## STATED PROBLEM
Extract every line below that contains the word "паха".

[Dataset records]
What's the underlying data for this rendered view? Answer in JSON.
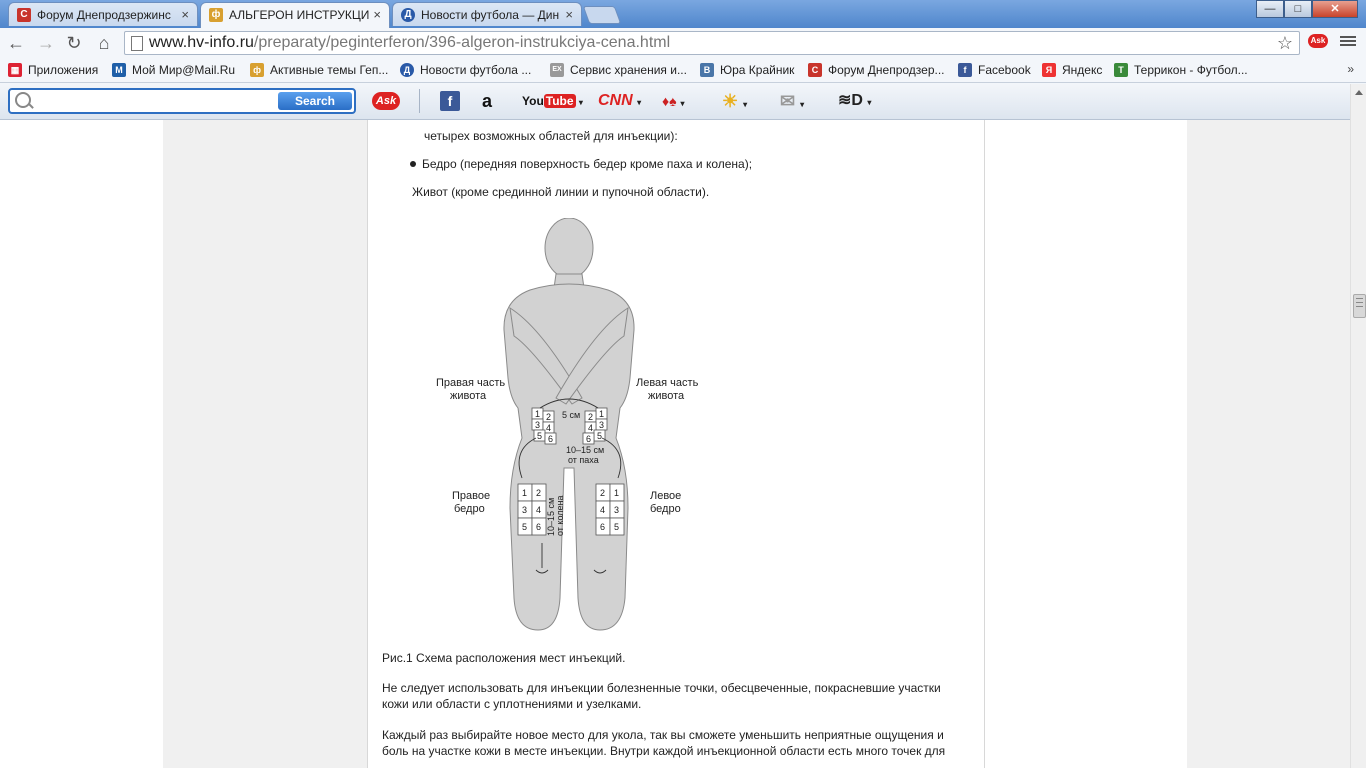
{
  "tabs": [
    {
      "title": "Форум Днепродзержинс",
      "icon": "C",
      "color": "#c8342b"
    },
    {
      "title": "АЛЬГЕРОН ИНСТРУКЦИ",
      "icon": "ф",
      "color": "#d8a030"
    },
    {
      "title": "Новости футбола — Дин",
      "icon": "Д",
      "color": "#2a5aa8"
    }
  ],
  "window": {
    "minimize": "—",
    "maximize": "□",
    "close": "✕"
  },
  "nav": {
    "back": "←",
    "forward": "→",
    "reload": "↻",
    "home": "⌂"
  },
  "address": {
    "host": "www.hv-info.ru",
    "path": "/preparaty/peginterferon/396-algeron-instrukciya-cena.html"
  },
  "bookmarks": [
    {
      "label": "Приложения",
      "icon": "▦",
      "color": "#d23"
    },
    {
      "label": "Мой Мир@Mail.Ru",
      "icon": "M",
      "color": "#1f5fa8"
    },
    {
      "label": "Активные темы Геп...",
      "icon": "ф",
      "color": "#d8a030"
    },
    {
      "label": "Новости футбола ...",
      "icon": "Д",
      "color": "#2a5aa8"
    },
    {
      "label": "Сервис хранения и...",
      "icon": "EX",
      "color": "#999"
    },
    {
      "label": "Юра Крайник",
      "icon": "B",
      "color": "#4a76a8"
    },
    {
      "label": "Форум Днепродзер...",
      "icon": "C",
      "color": "#c8342b"
    },
    {
      "label": "Facebook",
      "icon": "f",
      "color": "#3b5998"
    },
    {
      "label": "Яндекс",
      "icon": "Я",
      "color": "#e33"
    },
    {
      "label": "Террикон - Футбол...",
      "icon": "T",
      "color": "#3a8a3a"
    }
  ],
  "asktoolbar": {
    "search_placeholder": "",
    "search_button": "Search",
    "ask_logo": "Ask",
    "youtube": "YouTube",
    "cnn": "CNN"
  },
  "content": {
    "line_cut_2": "четырех возможных областей для инъекции):",
    "bullet_1": "Бедро (передняя поверхность бедер кроме паха и колена);",
    "abdomen": "Живот (кроме срединной линии и пупочной области).",
    "figure": {
      "right_abdomen_l1": "Правая часть",
      "right_abdomen_l2": "живота",
      "left_abdomen_l1": "Левая часть",
      "left_abdomen_l2": "живота",
      "right_thigh_l1": "Правое",
      "right_thigh_l2": "бедро",
      "left_thigh_l1": "Левое",
      "left_thigh_l2": "бедро",
      "five_cm": "5 см",
      "groin_l1": "10–15 см",
      "groin_l2": "от паха",
      "knee_l1": "10–15 см",
      "knee_l2": "от колена",
      "n1": "1",
      "n2": "2",
      "n3": "3",
      "n4": "4",
      "n5": "5",
      "n6": "6"
    },
    "caption": "Рис.1 Схема расположения мест инъекций.",
    "para1_l1": "Не следует использовать для инъекции болезненные точки, обесцвеченные, покрасневшие участки",
    "para1_l2": "кожи или области с уплотнениями и узелками.",
    "para2_l1": "Каждый раз выбирайте новое место для укола, так вы сможете уменьшить неприятные ощущения и",
    "para2_l2": "боль на участке кожи в месте инъекции. Внутри каждой инъекционной области есть много точек для"
  }
}
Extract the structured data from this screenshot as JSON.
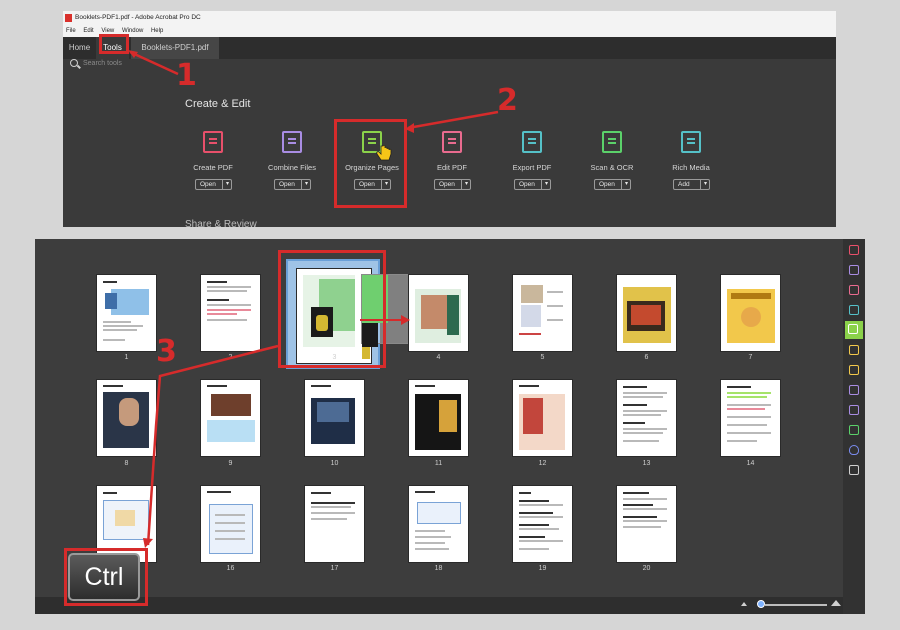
{
  "window1": {
    "title": "Booklets-PDF1.pdf - Adobe Acrobat Pro DC",
    "menu": [
      "File",
      "Edit",
      "View",
      "Window",
      "Help"
    ],
    "tabs": {
      "home": "Home",
      "tools": "Tools",
      "file": "Booklets-PDF1.pdf"
    },
    "search_placeholder": "Search tools",
    "section_heading": "Create & Edit",
    "next_section_heading": "Share & Review",
    "tools": [
      {
        "label": "Create PDF",
        "button": "Open",
        "icon": "create-pdf-icon",
        "color": "#e8506b"
      },
      {
        "label": "Combine Files",
        "button": "Open",
        "icon": "combine-files-icon",
        "color": "#a98de3"
      },
      {
        "label": "Organize Pages",
        "button": "Open",
        "icon": "organize-pages-icon",
        "color": "#8bd24a"
      },
      {
        "label": "Edit PDF",
        "button": "Open",
        "icon": "edit-pdf-icon",
        "color": "#e96b8f"
      },
      {
        "label": "Export PDF",
        "button": "Open",
        "icon": "export-pdf-icon",
        "color": "#55c1c8"
      },
      {
        "label": "Scan & OCR",
        "button": "Open",
        "icon": "scan-ocr-icon",
        "color": "#5bd16a"
      },
      {
        "label": "Rich Media",
        "button": "Add",
        "icon": "rich-media-icon",
        "color": "#55c1c8"
      }
    ]
  },
  "window2": {
    "pages": [
      "1",
      "2",
      "3",
      "4",
      "5",
      "6",
      "7",
      "8",
      "9",
      "10",
      "11",
      "12",
      "13",
      "14",
      "15",
      "16",
      "17",
      "18",
      "19",
      "20"
    ],
    "rail_icons": [
      {
        "icon": "create-pdf-icon",
        "color": "#e8506b"
      },
      {
        "icon": "combine-files-icon",
        "color": "#a98de3"
      },
      {
        "icon": "edit-pdf-icon",
        "color": "#e96b8f"
      },
      {
        "icon": "export-pdf-icon",
        "color": "#55c1c8"
      },
      {
        "icon": "organize-pages-icon",
        "color": "#8bd24a"
      },
      {
        "icon": "comment-icon",
        "color": "#f2c94c"
      },
      {
        "icon": "comment-bubble-icon",
        "color": "#f2c94c"
      },
      {
        "icon": "request-signature-icon",
        "color": "#a98de3"
      },
      {
        "icon": "fill-sign-icon",
        "color": "#a98de3"
      },
      {
        "icon": "scan-ocr-icon",
        "color": "#5bd16a"
      },
      {
        "icon": "protect-icon",
        "color": "#7b8cf0"
      },
      {
        "icon": "more-tools-icon",
        "color": "#d0d0d0"
      }
    ]
  },
  "annotations": {
    "step1": "1",
    "step2": "2",
    "step3": "3",
    "key": "Ctrl"
  },
  "colors": {
    "annotation_red": "#d62b2b",
    "selection_blue": "#9fc3e6"
  }
}
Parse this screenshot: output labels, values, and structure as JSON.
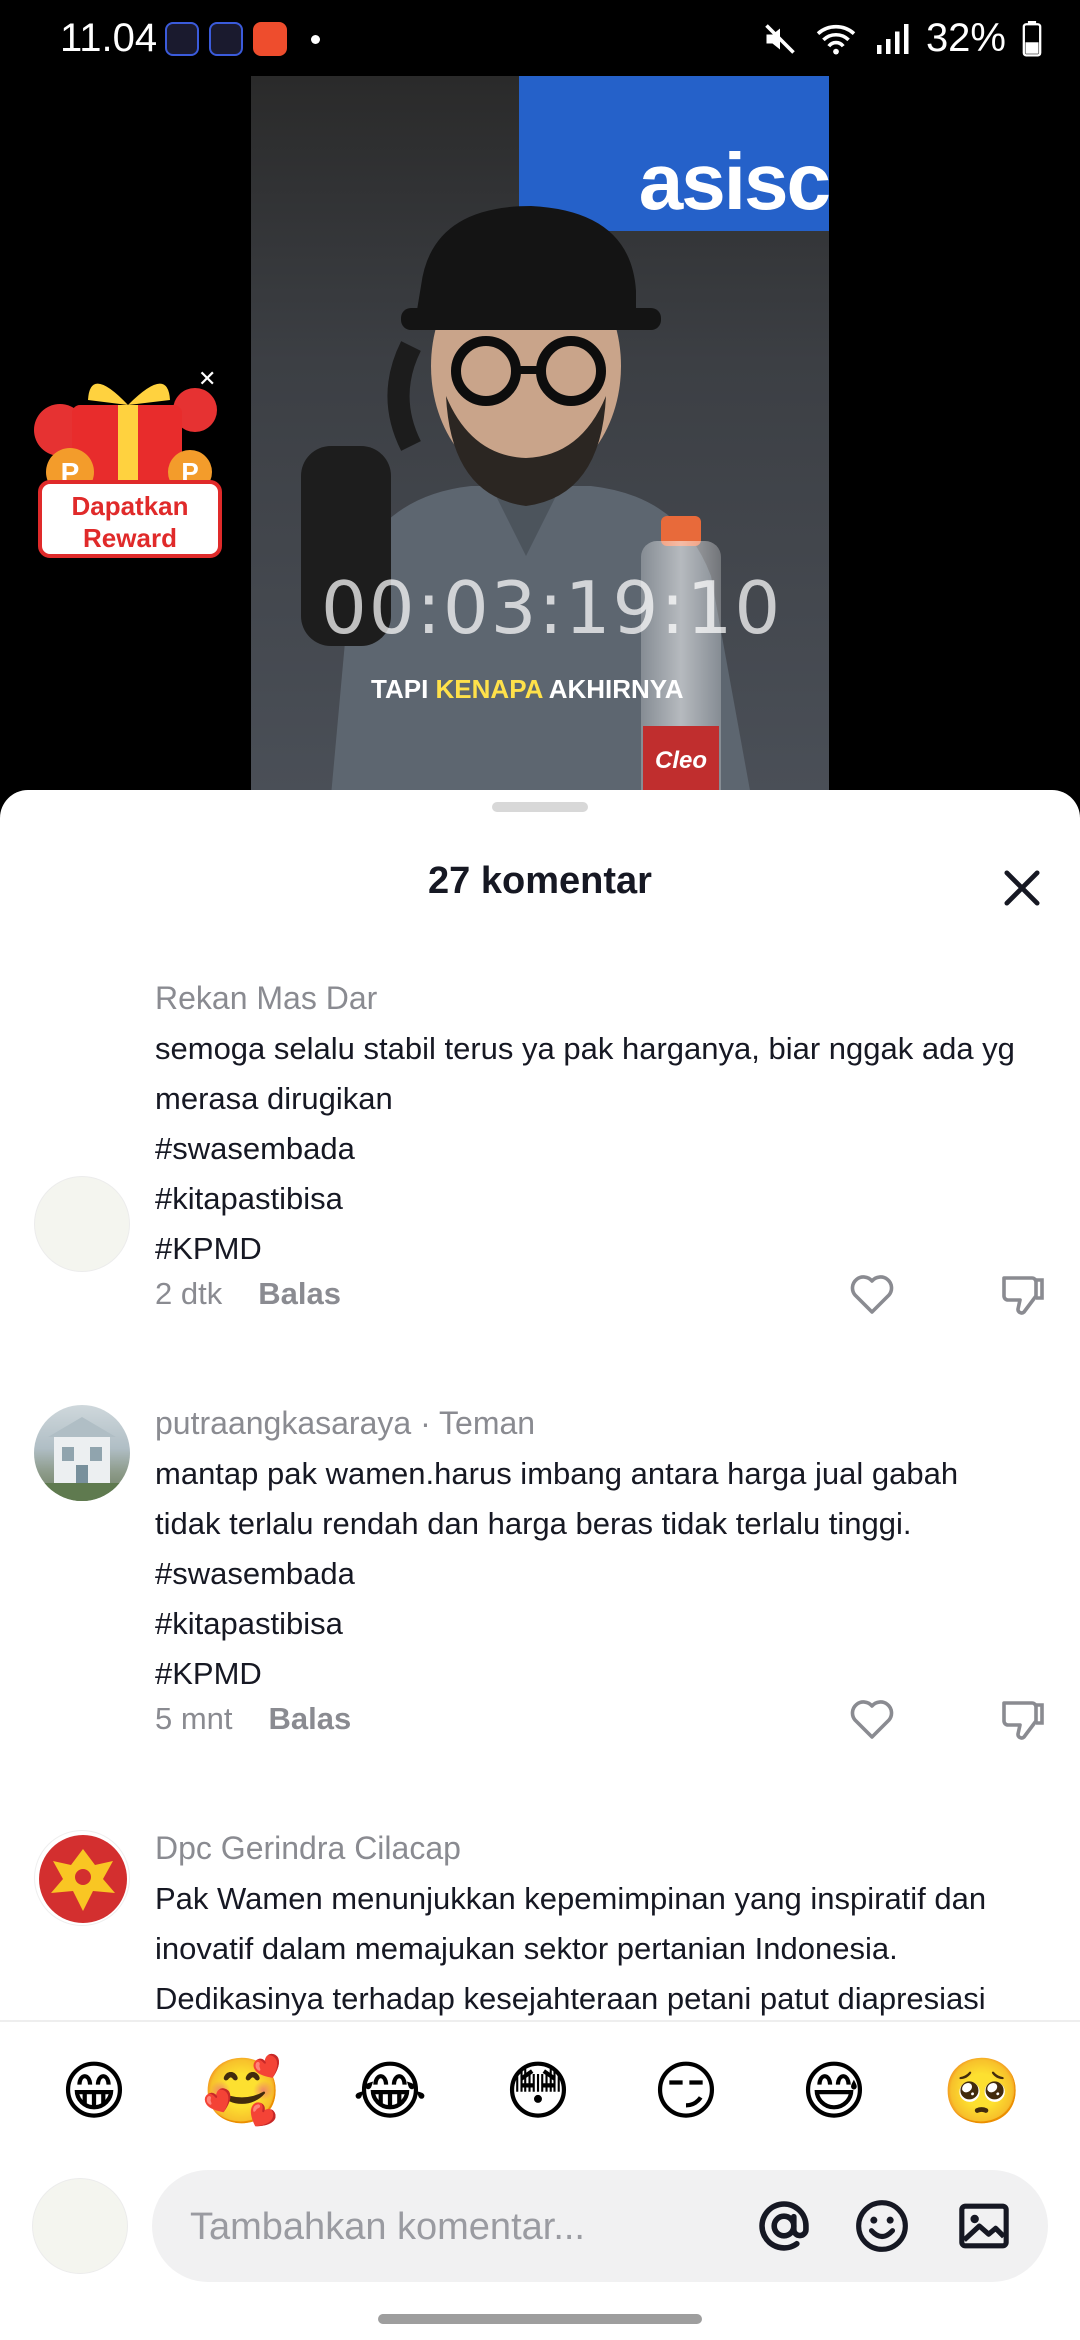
{
  "status_bar": {
    "time": "11.04",
    "battery": "32%"
  },
  "video": {
    "sign_text": "asisc",
    "timecode": "00:03:19:10",
    "subtitle_pre": "TAPI ",
    "subtitle_highlight": "KENAPA",
    "subtitle_post": " AKHIRNYA",
    "bottle_label": "Cleo"
  },
  "reward": {
    "line1": "Dapatkan",
    "line2": "Reward"
  },
  "sheet": {
    "title": "27 komentar"
  },
  "comments": [
    {
      "name": "Rekan Mas Dar",
      "lines": [
        "semoga selalu stabil terus ya pak harganya, biar nggak ada yg",
        "merasa dirugikan",
        "#swasembada",
        "#kitapastibisa",
        "#KPMD"
      ],
      "time": "2 dtk",
      "reply": "Balas"
    },
    {
      "name": "putraangkasaraya · Teman",
      "lines": [
        "mantap pak wamen.harus imbang antara harga jual gabah",
        "tidak terlalu rendah dan harga beras tidak terlalu tinggi.",
        "#swasembada",
        "#kitapastibisa",
        "#KPMD"
      ],
      "time": "5 mnt",
      "reply": "Balas"
    },
    {
      "name": "Dpc Gerindra Cilacap",
      "lines": [
        "Pak Wamen menunjukkan kepemimpinan yang inspiratif dan",
        "inovatif dalam memajukan sektor pertanian Indonesia.",
        "Dedikasinya terhadap kesejahteraan petani patut diapresiasi"
      ]
    }
  ],
  "emojis": [
    {
      "name": "grin",
      "glyph": "😁"
    },
    {
      "name": "smiling-hearts",
      "glyph": "🥰"
    },
    {
      "name": "tears-of-joy",
      "glyph": "😂"
    },
    {
      "name": "flushed",
      "glyph": "😳"
    },
    {
      "name": "smirk",
      "glyph": "😏"
    },
    {
      "name": "sweat-smile",
      "glyph": "😅"
    },
    {
      "name": "pleading",
      "glyph": "🥺"
    }
  ],
  "input": {
    "placeholder": "Tambahkan komentar..."
  },
  "icons": {
    "like": "heart-icon",
    "dislike": "thumbs-down-icon",
    "mention": "at-icon",
    "emoji": "smiley-icon",
    "image": "image-icon",
    "close": "close-icon"
  }
}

## RIGHT ANSWER
    "bullet_1": "Бедро (передняя поверхность бедер кроме паха и колена);",
      "groin_l2": "от паха",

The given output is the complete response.